**Esercizi:**
A – Per favore, elenca tutte le persone chiamate per nome nel brano.
B – Rispondi a queste domande basandoti sul brano:
(i) Quante persone sarebbero state uccise venerdì dai razzi che hanno colpito chi era in fila per il pane?
(ii) Quanti ordigni «cluster» gli operatori di Human Rights Watch hanno visto cadere sul quartiere di El Shawahda?
(iii) In quale anno si è svolta l'offensiva militare di Israele contro il Libano?
C – Stabilisci se ciascuna affermazione concorda con il brano, citando le parole che lo dimostrano:
(i) Donatella Rovera segue gli sviluppi stando all'interno di Misurata.
(ii) Il governo di Tripoli ha confermato l'uso di bombe a grappolo.
(iii) Le bombe a grappolo sono vietate dalle leggi internazionali.
===== Brano del documento =====
E a pagarne le conseguenze sono soprattutto i civili. Venerdì razzi avrebbero colpito anche persone in fila per il pane, uccidendo almeno 16 persone. «La gente qui è in trappola…questo è un posto molto difficile in cui stare, la popolazione non ha alcuna possibilità di andare in un luogo veramente sicuro», ha spiegato Donatella Rovera, di Amnesty International, che da giorni segue gli sviluppi a Misurata da una piccola località alle porte della città. Gli abitanti della città ora devono guardarsi anche dalle bombe a grappolo che secondo il New York Times sarebbero state sganciate su alcuni quartieri della città da colpi sparati dall’artiglieria di Gheddafi. L’organizzazione umanitaria Human Rights Watch ha riferito che alcuni suoi operatori sul campo, nella notte tra giovedi e venerdi, hanno visto cadere almeno tre ordigni «cluster» sul quartiere di El Shawahda e che altri due hanno colpito altre zone della città. Da Tripoli un portavoce del governo ha smentito seccamente la notizia. «Non utilizzeremmo mai armi simili contro le popolazioni libiche – ha detto Ibrahim Musa – oltretutto il mondo ci sta guardando e non potremmo mai fare una cosa del genere». Le bombe a grappolo (cluster bombs) sono vietate dalle leggi internazionali. Negli ultimi anni ad usarle massicciamente in Medio Oriente è stato Israele, in particolare durante l’offensiva militare del 2006 contro il Libano.
===== Dati da esaminare =====
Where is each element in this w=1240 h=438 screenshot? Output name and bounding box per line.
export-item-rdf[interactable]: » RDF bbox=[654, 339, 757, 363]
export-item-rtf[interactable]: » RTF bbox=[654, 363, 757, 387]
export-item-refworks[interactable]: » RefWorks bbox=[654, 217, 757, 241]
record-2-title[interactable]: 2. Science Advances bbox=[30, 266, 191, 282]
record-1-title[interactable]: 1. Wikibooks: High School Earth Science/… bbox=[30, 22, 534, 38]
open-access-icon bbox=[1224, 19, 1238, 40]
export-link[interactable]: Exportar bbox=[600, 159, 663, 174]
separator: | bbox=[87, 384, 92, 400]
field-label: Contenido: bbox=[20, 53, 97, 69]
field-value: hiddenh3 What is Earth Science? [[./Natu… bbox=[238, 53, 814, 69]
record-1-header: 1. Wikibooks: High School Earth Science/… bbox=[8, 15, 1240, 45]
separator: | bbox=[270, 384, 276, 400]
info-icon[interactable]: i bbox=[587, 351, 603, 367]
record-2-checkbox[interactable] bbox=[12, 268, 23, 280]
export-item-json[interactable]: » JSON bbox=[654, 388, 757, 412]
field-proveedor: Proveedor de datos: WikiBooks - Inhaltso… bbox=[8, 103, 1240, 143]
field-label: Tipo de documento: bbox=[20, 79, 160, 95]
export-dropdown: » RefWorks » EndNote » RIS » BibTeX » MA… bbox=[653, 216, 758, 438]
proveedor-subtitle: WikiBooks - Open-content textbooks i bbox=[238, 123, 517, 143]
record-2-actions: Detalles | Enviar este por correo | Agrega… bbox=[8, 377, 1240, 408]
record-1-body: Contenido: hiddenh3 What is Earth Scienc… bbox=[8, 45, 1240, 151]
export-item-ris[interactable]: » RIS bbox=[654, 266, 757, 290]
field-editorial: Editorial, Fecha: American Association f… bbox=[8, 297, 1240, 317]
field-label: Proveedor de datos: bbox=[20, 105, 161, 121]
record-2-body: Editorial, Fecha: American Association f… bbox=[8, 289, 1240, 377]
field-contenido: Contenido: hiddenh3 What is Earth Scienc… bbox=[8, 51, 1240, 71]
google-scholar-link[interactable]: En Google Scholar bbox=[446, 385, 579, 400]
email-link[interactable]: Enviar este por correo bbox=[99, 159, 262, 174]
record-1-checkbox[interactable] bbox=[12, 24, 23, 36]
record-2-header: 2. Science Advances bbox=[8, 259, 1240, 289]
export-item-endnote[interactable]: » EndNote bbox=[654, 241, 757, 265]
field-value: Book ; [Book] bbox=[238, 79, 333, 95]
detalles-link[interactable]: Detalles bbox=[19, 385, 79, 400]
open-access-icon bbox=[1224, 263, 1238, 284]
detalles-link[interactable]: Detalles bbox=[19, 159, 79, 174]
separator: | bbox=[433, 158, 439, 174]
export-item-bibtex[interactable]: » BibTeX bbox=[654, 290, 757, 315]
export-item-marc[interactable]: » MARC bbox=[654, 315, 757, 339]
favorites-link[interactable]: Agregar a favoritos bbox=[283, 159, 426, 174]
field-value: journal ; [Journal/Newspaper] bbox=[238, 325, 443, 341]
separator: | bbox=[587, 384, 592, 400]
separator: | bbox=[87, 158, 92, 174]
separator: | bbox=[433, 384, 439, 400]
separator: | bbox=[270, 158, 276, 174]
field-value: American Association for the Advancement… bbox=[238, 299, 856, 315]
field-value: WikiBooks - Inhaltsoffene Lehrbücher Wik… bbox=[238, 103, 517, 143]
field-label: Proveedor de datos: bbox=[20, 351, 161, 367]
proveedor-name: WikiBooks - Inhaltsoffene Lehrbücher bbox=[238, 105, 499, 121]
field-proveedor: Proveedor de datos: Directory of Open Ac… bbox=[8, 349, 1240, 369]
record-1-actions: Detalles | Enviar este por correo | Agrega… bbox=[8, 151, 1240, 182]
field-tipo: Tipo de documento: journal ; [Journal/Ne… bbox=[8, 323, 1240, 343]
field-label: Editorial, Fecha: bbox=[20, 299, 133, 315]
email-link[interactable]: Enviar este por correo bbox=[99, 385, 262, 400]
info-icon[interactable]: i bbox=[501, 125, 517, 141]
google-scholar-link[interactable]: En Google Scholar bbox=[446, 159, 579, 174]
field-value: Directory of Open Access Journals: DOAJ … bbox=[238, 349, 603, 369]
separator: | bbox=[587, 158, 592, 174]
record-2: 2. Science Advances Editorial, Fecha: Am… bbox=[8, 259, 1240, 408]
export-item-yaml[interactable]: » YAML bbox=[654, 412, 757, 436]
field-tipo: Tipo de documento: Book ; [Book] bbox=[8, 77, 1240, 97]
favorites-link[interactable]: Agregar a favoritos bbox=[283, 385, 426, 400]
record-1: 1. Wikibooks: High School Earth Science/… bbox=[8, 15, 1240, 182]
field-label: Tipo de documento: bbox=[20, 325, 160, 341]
=====
**Elenco delle soluzioni:**
A – Donatella Rovera, Gheddafi, Ibrahim Musa

B –
(i) Almeno 16.
(ii) Almeno tre.
(iii) Nel 2006.

C –
(i) No: «da una piccola località alle porte della città».
(ii) No: «ha smentito seccamente la notizia».
(iii) Sì: «Le bombe a grappolo (cluster bombs) sono vietate dalle leggi internazionali».